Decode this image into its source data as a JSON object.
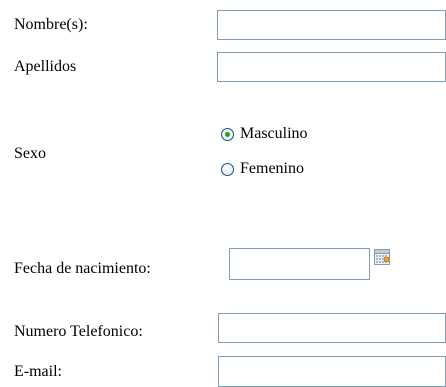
{
  "form": {
    "nombres": {
      "label": "Nombre(s):",
      "value": "",
      "placeholder": ""
    },
    "apellidos": {
      "label": "Apellidos",
      "value": "",
      "placeholder": ""
    },
    "sexo": {
      "label": "Sexo",
      "options": [
        {
          "label": "Masculino",
          "selected": true
        },
        {
          "label": "Femenino",
          "selected": false
        }
      ]
    },
    "fecha_nacimiento": {
      "label": "Fecha de nacimiento:",
      "value": "",
      "placeholder": "",
      "icon": "calendar-icon"
    },
    "telefono": {
      "label": "Numero Telefonico:",
      "value": "",
      "placeholder": ""
    },
    "email": {
      "label": "E-mail:",
      "value": "",
      "placeholder": ""
    }
  }
}
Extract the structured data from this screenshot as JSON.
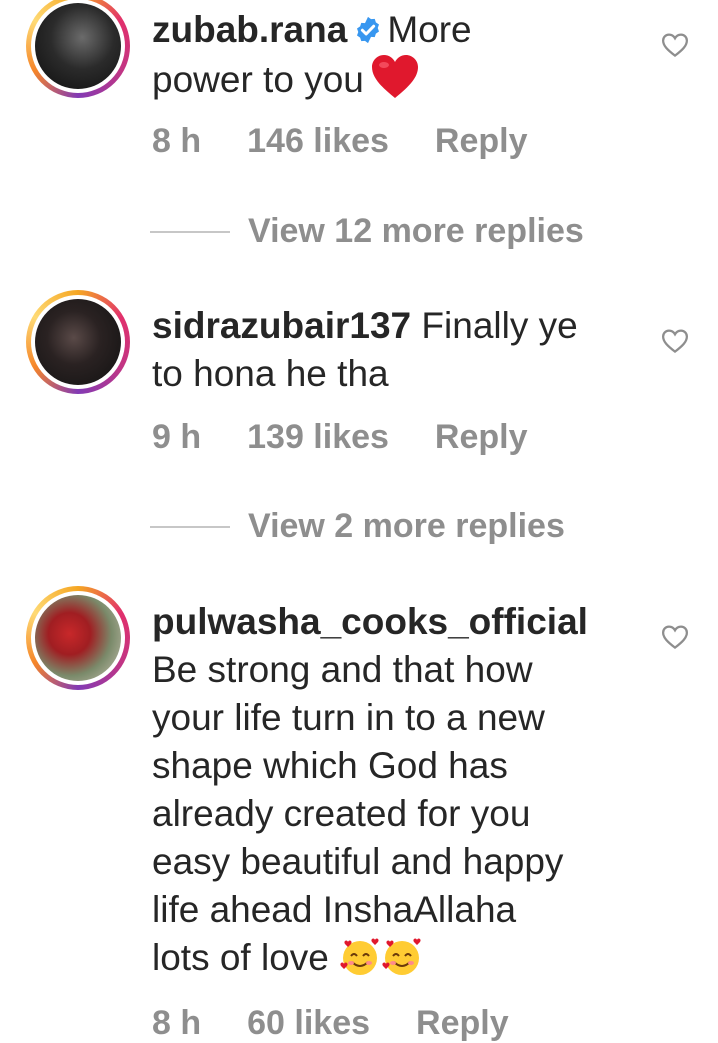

■ **Exercise prompt**: Retype the entries word for word. Omit any images.

■ **Answer to this exercise**:
Decode this image into its source data as a JSON object.
{
  "form": {
    "nombres": {
      "label": "Nombre(s):",
      "value": "",
      "placeholder": ""
    },
    "apellidos": {
      "label": "Apellidos",
      "value": "",
      "placeholder": ""
    },
    "sexo": {
      "label": "Sexo",
      "options": [
        {
          "label": "Masculino",
          "selected": true
        },
        {
          "label": "Femenino",
          "selected": false
        }
      ]
    },
    "fecha_nacimiento": {
      "label": "Fecha de nacimiento:",
      "value": "",
      "placeholder": "",
      "icon": "calendar-icon"
    },
    "telefono": {
      "label": "Numero Telefonico:",
      "value": "",
      "placeholder": ""
    },
    "email": {
      "label": "E-mail:",
      "value": "",
      "placeholder": ""
    }
  }
}
Extract the structured data from this screenshot as JSON.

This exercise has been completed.